++++ Input material

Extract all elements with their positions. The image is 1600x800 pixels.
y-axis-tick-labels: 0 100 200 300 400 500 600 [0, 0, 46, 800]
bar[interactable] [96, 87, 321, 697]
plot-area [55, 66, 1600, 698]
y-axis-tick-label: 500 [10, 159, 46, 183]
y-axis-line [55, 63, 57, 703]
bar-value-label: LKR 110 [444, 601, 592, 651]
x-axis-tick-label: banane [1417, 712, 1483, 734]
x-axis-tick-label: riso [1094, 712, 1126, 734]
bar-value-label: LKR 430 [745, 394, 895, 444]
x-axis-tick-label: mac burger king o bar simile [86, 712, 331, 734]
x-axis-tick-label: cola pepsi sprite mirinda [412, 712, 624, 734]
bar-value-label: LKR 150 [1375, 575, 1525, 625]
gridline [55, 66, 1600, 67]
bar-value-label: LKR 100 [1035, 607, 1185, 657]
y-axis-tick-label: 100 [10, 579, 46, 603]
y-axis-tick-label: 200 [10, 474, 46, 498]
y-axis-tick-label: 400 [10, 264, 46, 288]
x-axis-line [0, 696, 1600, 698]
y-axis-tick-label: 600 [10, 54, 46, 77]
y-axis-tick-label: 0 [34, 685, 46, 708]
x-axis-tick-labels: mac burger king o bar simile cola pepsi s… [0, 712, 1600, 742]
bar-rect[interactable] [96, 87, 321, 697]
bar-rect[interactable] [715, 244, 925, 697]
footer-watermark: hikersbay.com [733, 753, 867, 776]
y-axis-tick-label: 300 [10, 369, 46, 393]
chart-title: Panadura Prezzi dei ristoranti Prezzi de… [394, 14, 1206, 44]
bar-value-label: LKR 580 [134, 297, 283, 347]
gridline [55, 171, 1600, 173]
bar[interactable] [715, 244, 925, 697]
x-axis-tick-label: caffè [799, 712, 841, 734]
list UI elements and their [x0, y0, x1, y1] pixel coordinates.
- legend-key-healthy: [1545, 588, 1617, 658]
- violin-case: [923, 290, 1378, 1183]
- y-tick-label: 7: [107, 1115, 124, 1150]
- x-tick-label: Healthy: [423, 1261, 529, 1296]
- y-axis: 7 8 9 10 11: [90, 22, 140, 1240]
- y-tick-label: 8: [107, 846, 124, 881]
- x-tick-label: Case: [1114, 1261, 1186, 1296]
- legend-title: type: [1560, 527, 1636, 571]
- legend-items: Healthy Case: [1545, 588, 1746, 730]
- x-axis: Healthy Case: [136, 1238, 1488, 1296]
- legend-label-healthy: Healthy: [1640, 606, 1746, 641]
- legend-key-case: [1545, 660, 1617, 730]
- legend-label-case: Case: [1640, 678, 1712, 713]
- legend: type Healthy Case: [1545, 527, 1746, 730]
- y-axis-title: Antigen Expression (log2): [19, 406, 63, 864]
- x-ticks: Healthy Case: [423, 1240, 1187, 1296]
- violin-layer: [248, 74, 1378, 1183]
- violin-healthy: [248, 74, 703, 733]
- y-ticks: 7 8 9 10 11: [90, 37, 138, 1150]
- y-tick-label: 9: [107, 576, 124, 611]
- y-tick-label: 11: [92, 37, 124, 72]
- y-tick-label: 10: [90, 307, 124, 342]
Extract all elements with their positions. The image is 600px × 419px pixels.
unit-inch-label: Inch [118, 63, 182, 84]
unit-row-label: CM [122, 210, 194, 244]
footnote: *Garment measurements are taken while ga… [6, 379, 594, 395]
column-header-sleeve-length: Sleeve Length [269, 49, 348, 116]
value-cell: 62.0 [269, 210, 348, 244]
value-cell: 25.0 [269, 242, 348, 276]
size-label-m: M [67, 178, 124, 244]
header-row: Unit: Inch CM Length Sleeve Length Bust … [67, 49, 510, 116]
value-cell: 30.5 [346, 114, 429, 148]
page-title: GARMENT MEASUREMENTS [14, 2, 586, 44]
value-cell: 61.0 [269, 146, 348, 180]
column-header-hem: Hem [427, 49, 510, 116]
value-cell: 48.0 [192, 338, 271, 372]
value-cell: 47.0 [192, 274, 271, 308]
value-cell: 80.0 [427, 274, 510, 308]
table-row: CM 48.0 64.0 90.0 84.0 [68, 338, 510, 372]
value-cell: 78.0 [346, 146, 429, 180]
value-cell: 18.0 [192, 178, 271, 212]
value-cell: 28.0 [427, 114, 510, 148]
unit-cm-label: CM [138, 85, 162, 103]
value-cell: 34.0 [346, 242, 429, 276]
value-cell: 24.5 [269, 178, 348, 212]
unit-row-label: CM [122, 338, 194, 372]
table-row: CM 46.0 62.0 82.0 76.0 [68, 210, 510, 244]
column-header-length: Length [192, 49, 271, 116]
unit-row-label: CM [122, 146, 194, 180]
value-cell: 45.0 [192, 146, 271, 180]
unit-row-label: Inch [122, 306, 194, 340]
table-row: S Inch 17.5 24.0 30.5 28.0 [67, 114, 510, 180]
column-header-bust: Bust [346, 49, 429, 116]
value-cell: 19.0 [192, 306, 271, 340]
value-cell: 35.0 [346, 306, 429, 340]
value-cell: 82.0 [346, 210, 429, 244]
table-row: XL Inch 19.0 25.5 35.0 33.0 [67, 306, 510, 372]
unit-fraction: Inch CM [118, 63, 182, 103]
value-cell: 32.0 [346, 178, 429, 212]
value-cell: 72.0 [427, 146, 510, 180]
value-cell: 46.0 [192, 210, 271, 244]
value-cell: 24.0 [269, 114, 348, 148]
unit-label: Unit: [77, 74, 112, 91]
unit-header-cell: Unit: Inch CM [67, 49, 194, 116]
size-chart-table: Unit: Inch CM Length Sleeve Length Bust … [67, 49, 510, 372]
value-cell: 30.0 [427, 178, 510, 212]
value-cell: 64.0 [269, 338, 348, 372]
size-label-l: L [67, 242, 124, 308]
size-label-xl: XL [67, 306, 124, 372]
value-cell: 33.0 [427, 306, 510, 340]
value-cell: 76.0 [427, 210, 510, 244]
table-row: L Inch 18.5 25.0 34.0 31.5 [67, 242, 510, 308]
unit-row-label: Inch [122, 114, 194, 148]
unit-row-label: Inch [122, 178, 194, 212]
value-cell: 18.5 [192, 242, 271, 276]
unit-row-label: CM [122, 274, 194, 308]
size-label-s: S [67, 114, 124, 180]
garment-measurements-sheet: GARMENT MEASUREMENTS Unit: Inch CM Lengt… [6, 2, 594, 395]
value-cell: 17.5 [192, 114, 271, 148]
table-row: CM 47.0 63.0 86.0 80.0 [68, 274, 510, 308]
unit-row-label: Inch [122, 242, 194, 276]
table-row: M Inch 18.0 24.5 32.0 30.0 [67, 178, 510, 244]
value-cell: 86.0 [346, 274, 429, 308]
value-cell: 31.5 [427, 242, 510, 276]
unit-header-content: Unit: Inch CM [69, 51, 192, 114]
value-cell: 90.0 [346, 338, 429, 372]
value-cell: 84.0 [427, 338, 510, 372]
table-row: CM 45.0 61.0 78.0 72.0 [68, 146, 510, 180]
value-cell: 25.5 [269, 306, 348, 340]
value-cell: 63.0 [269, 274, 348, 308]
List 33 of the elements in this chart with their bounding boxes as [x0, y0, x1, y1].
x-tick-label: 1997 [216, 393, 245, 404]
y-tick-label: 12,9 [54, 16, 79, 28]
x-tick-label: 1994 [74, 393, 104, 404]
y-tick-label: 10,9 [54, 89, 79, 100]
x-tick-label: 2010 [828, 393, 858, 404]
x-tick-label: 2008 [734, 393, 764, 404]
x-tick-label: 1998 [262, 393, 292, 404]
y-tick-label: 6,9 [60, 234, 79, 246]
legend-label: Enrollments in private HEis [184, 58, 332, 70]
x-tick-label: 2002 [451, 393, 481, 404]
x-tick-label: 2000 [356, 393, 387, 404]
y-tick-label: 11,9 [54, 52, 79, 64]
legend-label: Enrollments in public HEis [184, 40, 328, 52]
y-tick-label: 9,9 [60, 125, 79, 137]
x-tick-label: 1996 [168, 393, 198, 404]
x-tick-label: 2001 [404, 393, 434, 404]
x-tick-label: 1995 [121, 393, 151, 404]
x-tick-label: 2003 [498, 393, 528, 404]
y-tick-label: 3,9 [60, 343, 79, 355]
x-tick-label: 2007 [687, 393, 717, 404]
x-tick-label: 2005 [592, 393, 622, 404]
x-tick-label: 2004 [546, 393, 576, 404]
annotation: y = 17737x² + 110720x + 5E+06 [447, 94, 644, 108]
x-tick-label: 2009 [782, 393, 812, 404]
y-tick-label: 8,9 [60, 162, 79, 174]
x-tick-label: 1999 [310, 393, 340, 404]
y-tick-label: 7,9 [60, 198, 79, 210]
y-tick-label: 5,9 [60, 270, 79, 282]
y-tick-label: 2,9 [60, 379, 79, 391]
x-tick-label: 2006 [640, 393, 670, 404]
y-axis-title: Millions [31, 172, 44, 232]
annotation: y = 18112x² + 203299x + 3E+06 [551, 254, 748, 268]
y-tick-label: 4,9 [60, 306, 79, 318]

++++++++

• Required task: Print the data lines starting from the very first line and going on through the line containing "x-axis-tick-label: cola pepsi", both ends included.

• Exercise solution:
Extract all elements with their positions. The image is 1600x800 pixels.
y-axis-tick-labels: 0 100 200 300 400 500 600 [0, 0, 46, 800]
bar[interactable] [96, 87, 321, 697]
plot-area [55, 66, 1600, 698]
y-axis-tick-label: 500 [10, 159, 46, 183]
y-axis-line [55, 63, 57, 703]
bar-value-label: LKR 110 [444, 601, 592, 651]
x-axis-tick-label: banane [1417, 712, 1483, 734]
x-axis-tick-label: riso [1094, 712, 1126, 734]
bar-value-label: LKR 430 [745, 394, 895, 444]
x-axis-tick-label: mac burger king o bar simile [86, 712, 331, 734]
x-axis-tick-label: cola pepsi sprite mirinda [412, 712, 624, 734]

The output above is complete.